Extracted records
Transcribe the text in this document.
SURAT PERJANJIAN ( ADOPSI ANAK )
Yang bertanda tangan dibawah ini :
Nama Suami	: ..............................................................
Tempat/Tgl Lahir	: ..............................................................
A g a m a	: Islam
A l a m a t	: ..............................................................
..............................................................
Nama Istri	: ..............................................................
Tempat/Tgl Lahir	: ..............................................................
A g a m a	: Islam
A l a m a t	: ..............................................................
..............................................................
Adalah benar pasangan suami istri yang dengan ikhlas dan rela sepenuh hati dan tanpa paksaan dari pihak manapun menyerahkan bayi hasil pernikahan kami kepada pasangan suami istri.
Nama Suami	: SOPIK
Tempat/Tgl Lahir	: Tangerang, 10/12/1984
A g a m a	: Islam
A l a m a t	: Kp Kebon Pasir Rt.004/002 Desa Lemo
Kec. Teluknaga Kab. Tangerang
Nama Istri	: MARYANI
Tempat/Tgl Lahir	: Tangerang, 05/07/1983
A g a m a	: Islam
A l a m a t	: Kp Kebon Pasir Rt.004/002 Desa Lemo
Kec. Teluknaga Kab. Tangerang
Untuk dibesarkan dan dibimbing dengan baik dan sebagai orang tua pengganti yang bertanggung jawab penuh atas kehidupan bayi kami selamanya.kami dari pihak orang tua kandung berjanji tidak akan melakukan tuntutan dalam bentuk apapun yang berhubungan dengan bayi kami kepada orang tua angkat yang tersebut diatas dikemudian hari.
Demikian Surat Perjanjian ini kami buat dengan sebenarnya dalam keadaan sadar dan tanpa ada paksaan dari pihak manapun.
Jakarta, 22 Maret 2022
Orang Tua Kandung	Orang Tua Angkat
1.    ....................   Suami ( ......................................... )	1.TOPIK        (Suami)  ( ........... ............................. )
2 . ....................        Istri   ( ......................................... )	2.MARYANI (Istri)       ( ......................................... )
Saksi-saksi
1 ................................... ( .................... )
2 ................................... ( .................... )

## What is required:
Copy each line of the records that contains the word "Lahir".

## Answer for this exercise:
Tempat/Tgl Lahir	: ..............................................................
Tempat/Tgl Lahir	: ..............................................................
Tempat/Tgl Lahir	: Tangerang, 10/12/1984
Tempat/Tgl Lahir	: Tangerang, 05/07/1983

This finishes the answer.